Directions for this task: Restate the whole listing word for word. Pictures are left out.

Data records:
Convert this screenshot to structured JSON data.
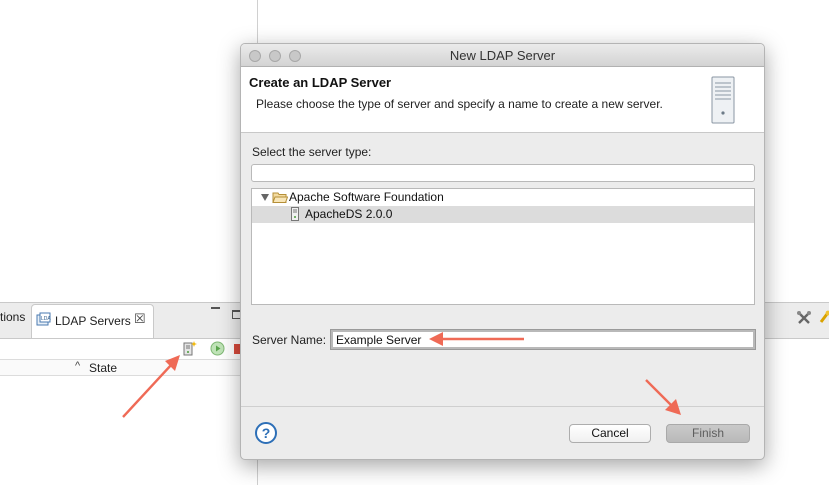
{
  "background": {
    "partial_tab_label": "tions",
    "active_tab_label": "LDAP Servers",
    "close_glyph": "☒",
    "column_sort_glyph": "^",
    "state_column_label": "State"
  },
  "dialog": {
    "title": "New LDAP Server",
    "banner": {
      "title": "Create an LDAP Server",
      "description": "Please choose the type of server and specify a name to create a new server."
    },
    "server_type_label": "Select the server type:",
    "filter_value": "",
    "tree": {
      "vendor": "Apache Software Foundation",
      "server": "ApacheDS 2.0.0"
    },
    "server_name_label": "Server Name:",
    "server_name_value": "Example Server",
    "help_glyph": "?",
    "cancel_label": "Cancel",
    "finish_label": "Finish"
  },
  "colors": {
    "annotation_arrow": "#ef6a56",
    "help_icon": "#2d6fb7",
    "selection": "#dcdcdc"
  }
}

Problem solution:
Convert this screenshot to structured JSON data.
{
  "background": {
    "partial_tab_label": "tions",
    "active_tab_label": "LDAP Servers",
    "close_glyph": "☒",
    "column_sort_glyph": "^",
    "state_column_label": "State"
  },
  "dialog": {
    "title": "New LDAP Server",
    "banner": {
      "title": "Create an LDAP Server",
      "description": "Please choose the type of server and specify a name to create a new server."
    },
    "server_type_label": "Select the server type:",
    "filter_value": "",
    "tree": {
      "vendor": "Apache Software Foundation",
      "server": "ApacheDS 2.0.0"
    },
    "server_name_label": "Server Name:",
    "server_name_value": "Example Server",
    "help_glyph": "?",
    "cancel_label": "Cancel",
    "finish_label": "Finish"
  },
  "colors": {
    "annotation_arrow": "#ef6a56",
    "help_icon": "#2d6fb7",
    "selection": "#dcdcdc"
  }
}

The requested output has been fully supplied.